■ GIVEN REQUEST
Each line below must be set down exactly; omit any image you find.
____ PROVIDED DATA
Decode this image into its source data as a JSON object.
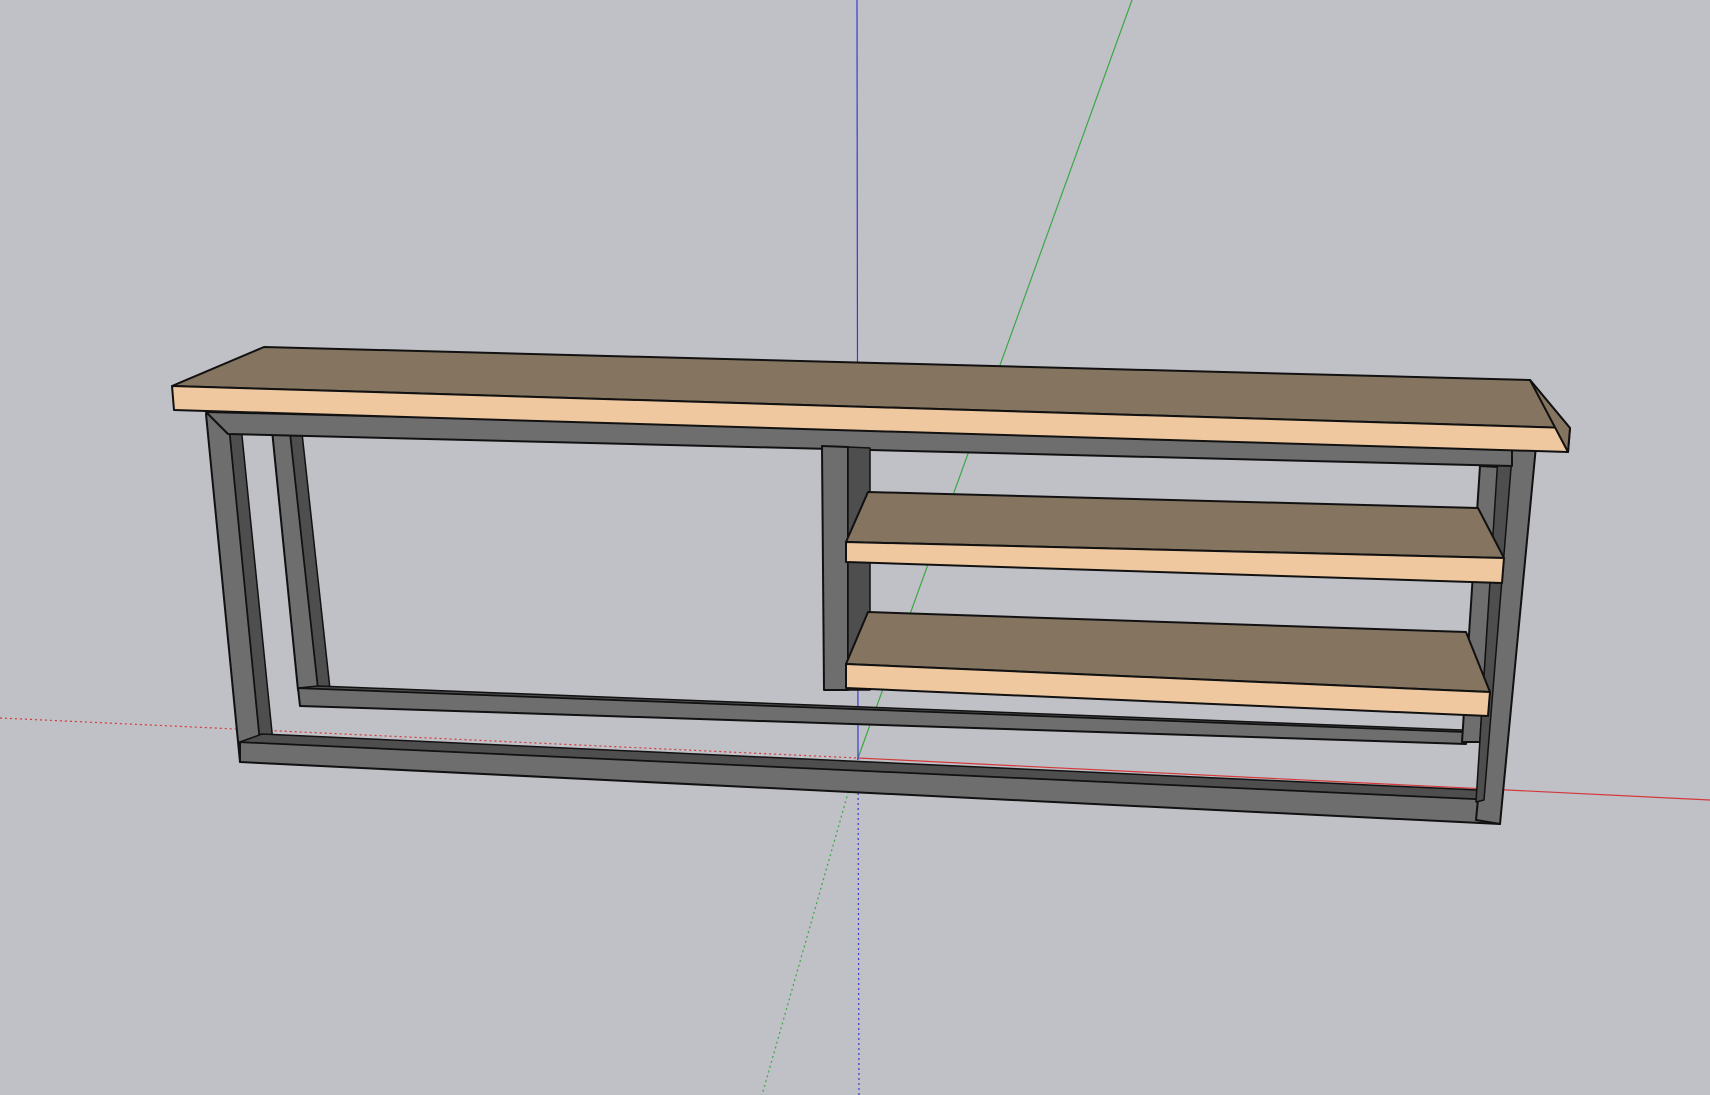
{
  "viewport": {
    "background_color": "#c0c0c7"
  },
  "axes": {
    "red_axis_color": "#d23a3a",
    "green_axis_color": "#3aa845",
    "blue_axis_color": "#3a3ad2"
  },
  "model": {
    "wood_top_color": "#857460",
    "wood_edge_color": "#efc8a0",
    "metal_color": "#6e6e6e",
    "metal_dark_color": "#4e4e4e",
    "outline_color": "#111111"
  }
}
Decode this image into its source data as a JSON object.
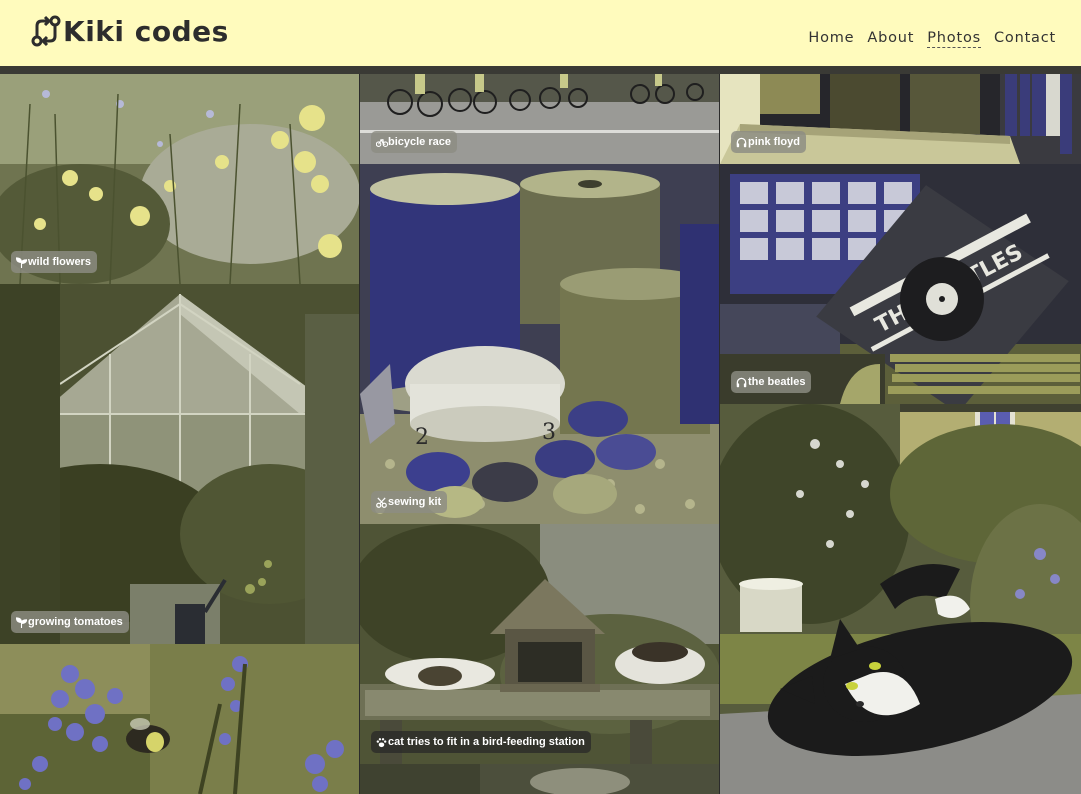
{
  "site": {
    "title": "Kiki codes",
    "logo_icon": "code-branch-icon"
  },
  "nav": [
    {
      "label": "Home",
      "active": false
    },
    {
      "label": "About",
      "active": false
    },
    {
      "label": "Photos",
      "active": true
    },
    {
      "label": "Contact",
      "active": false
    }
  ],
  "photos": [
    {
      "caption": "wild flowers",
      "icon": "seedling-icon"
    },
    {
      "caption": "growing tomatoes",
      "icon": "seedling-icon"
    },
    {
      "caption": "bicycle race",
      "icon": "bicycle-icon"
    },
    {
      "caption": "sewing kit",
      "icon": "scissors-icon"
    },
    {
      "caption": "cat tries to fit in a bird-feeding station",
      "icon": "paw-icon"
    },
    {
      "caption": "pink floyd",
      "icon": "headphones-icon"
    },
    {
      "caption": "the beatles",
      "icon": "headphones-icon"
    }
  ]
}
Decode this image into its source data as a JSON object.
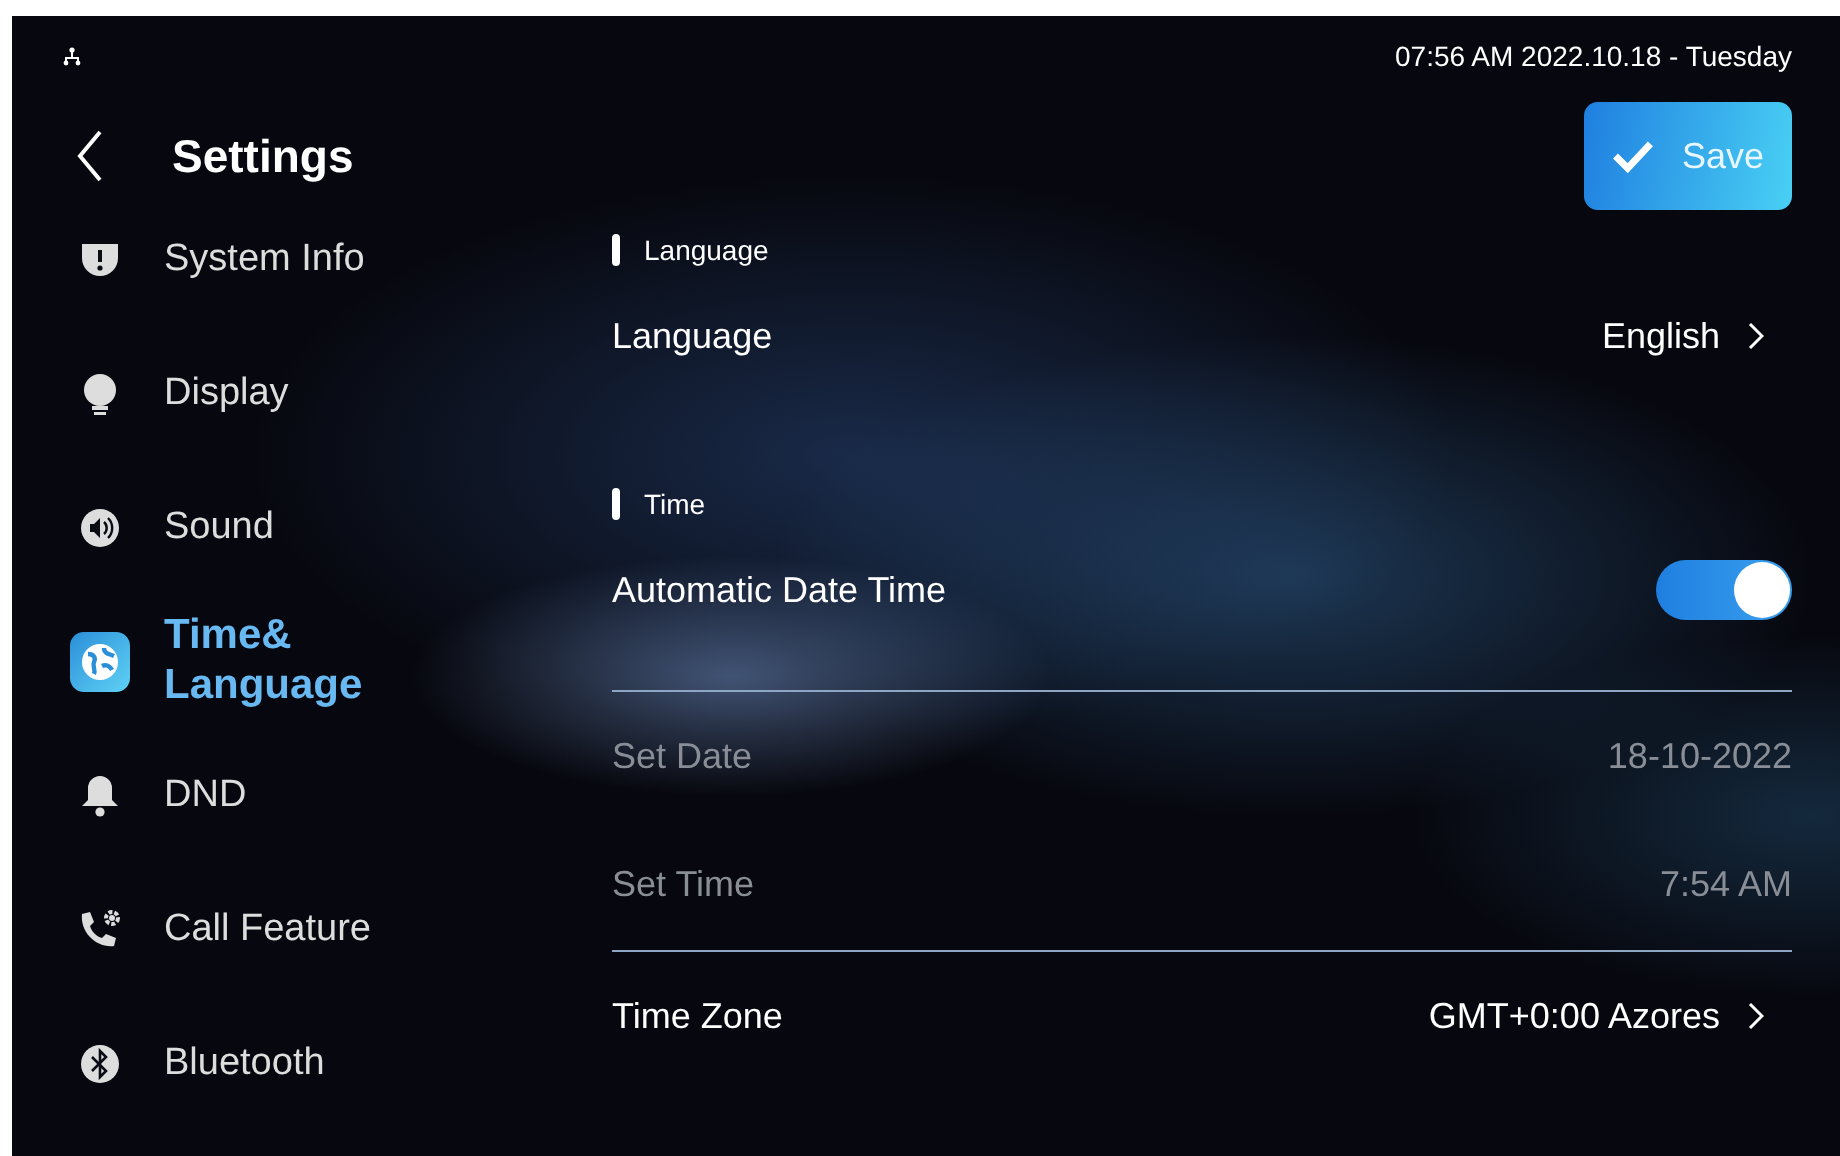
{
  "status_bar": {
    "datetime": "07:56 AM  2022.10.18 - Tuesday"
  },
  "header": {
    "title": "Settings",
    "save": "Save"
  },
  "sidebar": {
    "items": [
      {
        "label": "System Info",
        "selected": false
      },
      {
        "label": "Display",
        "selected": false
      },
      {
        "label": "Sound",
        "selected": false
      },
      {
        "label": "Time&\nLanguage",
        "selected": true
      },
      {
        "label": "DND",
        "selected": false
      },
      {
        "label": "Call Feature",
        "selected": false
      },
      {
        "label": "Bluetooth",
        "selected": false
      }
    ]
  },
  "content": {
    "rows": [
      {
        "kind": "section",
        "label": "Language"
      },
      {
        "kind": "link",
        "label": "Language",
        "value": "English"
      },
      {
        "kind": "section",
        "label": "Time"
      },
      {
        "kind": "toggle",
        "label": "Automatic Date Time",
        "on": true
      },
      {
        "kind": "divider"
      },
      {
        "kind": "value",
        "label": "Set Date",
        "value": "18-10-2022",
        "disabled": true
      },
      {
        "kind": "value",
        "label": "Set Time",
        "value": "7:54 AM",
        "disabled": true
      },
      {
        "kind": "divider"
      },
      {
        "kind": "link",
        "label": "Time Zone",
        "value": "GMT+0:00 Azores"
      }
    ]
  }
}
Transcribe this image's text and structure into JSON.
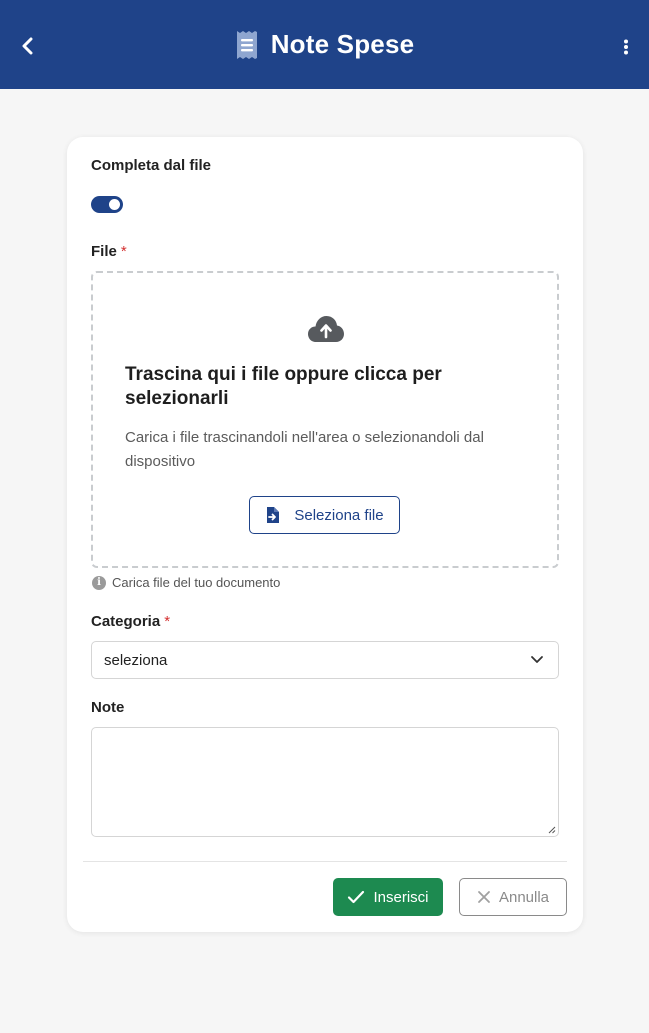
{
  "header": {
    "title": "Note Spese",
    "back_icon": "chevron-left-icon",
    "title_icon": "receipt-icon",
    "menu_icon": "vertical-dots-icon",
    "background": "#1f4389"
  },
  "form": {
    "autofill": {
      "label": "Completa dal file",
      "enabled": true
    },
    "file": {
      "label": "File",
      "required_mark": "*",
      "dropzone_title": "Trascina qui i file oppure clicca per selezionarli",
      "dropzone_description": "Carica i file trascinandoli nell'area o selezionandoli dal dispositivo",
      "select_button": "Seleziona file",
      "hint": "Carica file del tuo documento"
    },
    "category": {
      "label": "Categoria",
      "required_mark": "*",
      "selected": "seleziona"
    },
    "notes": {
      "label": "Note",
      "value": ""
    }
  },
  "actions": {
    "insert_label": "Inserisci",
    "cancel_label": "Annulla",
    "insert_color": "#1d8a50"
  }
}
________
■ FULL SOLUTION
Decode this image into its source data as a JSON object.
{
  "viewport": {
    "background_color": "#c0c0c7"
  },
  "axes": {
    "red_axis_color": "#d23a3a",
    "green_axis_color": "#3aa845",
    "blue_axis_color": "#3a3ad2"
  },
  "model": {
    "wood_top_color": "#857460",
    "wood_edge_color": "#efc8a0",
    "metal_color": "#6e6e6e",
    "metal_dark_color": "#4e4e4e",
    "outline_color": "#111111"
  }
}
Decode this image into its source data as a JSON object.
{
  "site": {
    "title": "Kiki codes",
    "logo_icon": "code-branch-icon"
  },
  "nav": [
    {
      "label": "Home",
      "active": false
    },
    {
      "label": "About",
      "active": false
    },
    {
      "label": "Photos",
      "active": true
    },
    {
      "label": "Contact",
      "active": false
    }
  ],
  "photos": [
    {
      "caption": "wild flowers",
      "icon": "seedling-icon"
    },
    {
      "caption": "growing tomatoes",
      "icon": "seedling-icon"
    },
    {
      "caption": "bicycle race",
      "icon": "bicycle-icon"
    },
    {
      "caption": "sewing kit",
      "icon": "scissors-icon"
    },
    {
      "caption": "cat tries to fit in a bird-feeding station",
      "icon": "paw-icon"
    },
    {
      "caption": "pink floyd",
      "icon": "headphones-icon"
    },
    {
      "caption": "the beatles",
      "icon": "headphones-icon"
    }
  ]
}
Decode this image into its source data as a JSON object.
{
  "status_bar": {
    "datetime": "07:56 AM  2022.10.18 - Tuesday"
  },
  "header": {
    "title": "Settings",
    "save": "Save"
  },
  "sidebar": {
    "items": [
      {
        "label": "System Info",
        "selected": false
      },
      {
        "label": "Display",
        "selected": false
      },
      {
        "label": "Sound",
        "selected": false
      },
      {
        "label": "Time&\nLanguage",
        "selected": true
      },
      {
        "label": "DND",
        "selected": false
      },
      {
        "label": "Call Feature",
        "selected": false
      },
      {
        "label": "Bluetooth",
        "selected": false
      }
    ]
  },
  "content": {
    "rows": [
      {
        "kind": "section",
        "label": "Language"
      },
      {
        "kind": "link",
        "label": "Language",
        "value": "English"
      },
      {
        "kind": "section",
        "label": "Time"
      },
      {
        "kind": "toggle",
        "label": "Automatic Date Time",
        "on": true
      },
      {
        "kind": "divider"
      },
      {
        "kind": "value",
        "label": "Set Date",
        "value": "18-10-2022",
        "disabled": true
      },
      {
        "kind": "value",
        "label": "Set Time",
        "value": "7:54 AM",
        "disabled": true
      },
      {
        "kind": "divider"
      },
      {
        "kind": "link",
        "label": "Time Zone",
        "value": "GMT+0:00 Azores"
      }
    ]
  }
}
Transcribe this image's text and structure into JSON.
{
  "header": {
    "title": "Note Spese",
    "back_icon": "chevron-left-icon",
    "title_icon": "receipt-icon",
    "menu_icon": "vertical-dots-icon",
    "background": "#1f4389"
  },
  "form": {
    "autofill": {
      "label": "Completa dal file",
      "enabled": true
    },
    "file": {
      "label": "File",
      "required_mark": "*",
      "dropzone_title": "Trascina qui i file oppure clicca per selezionarli",
      "dropzone_description": "Carica i file trascinandoli nell'area o selezionandoli dal dispositivo",
      "select_button": "Seleziona file",
      "hint": "Carica file del tuo documento"
    },
    "category": {
      "label": "Categoria",
      "required_mark": "*",
      "selected": "seleziona"
    },
    "notes": {
      "label": "Note",
      "value": ""
    }
  },
  "actions": {
    "insert_label": "Inserisci",
    "cancel_label": "Annulla",
    "insert_color": "#1d8a50"
  }
}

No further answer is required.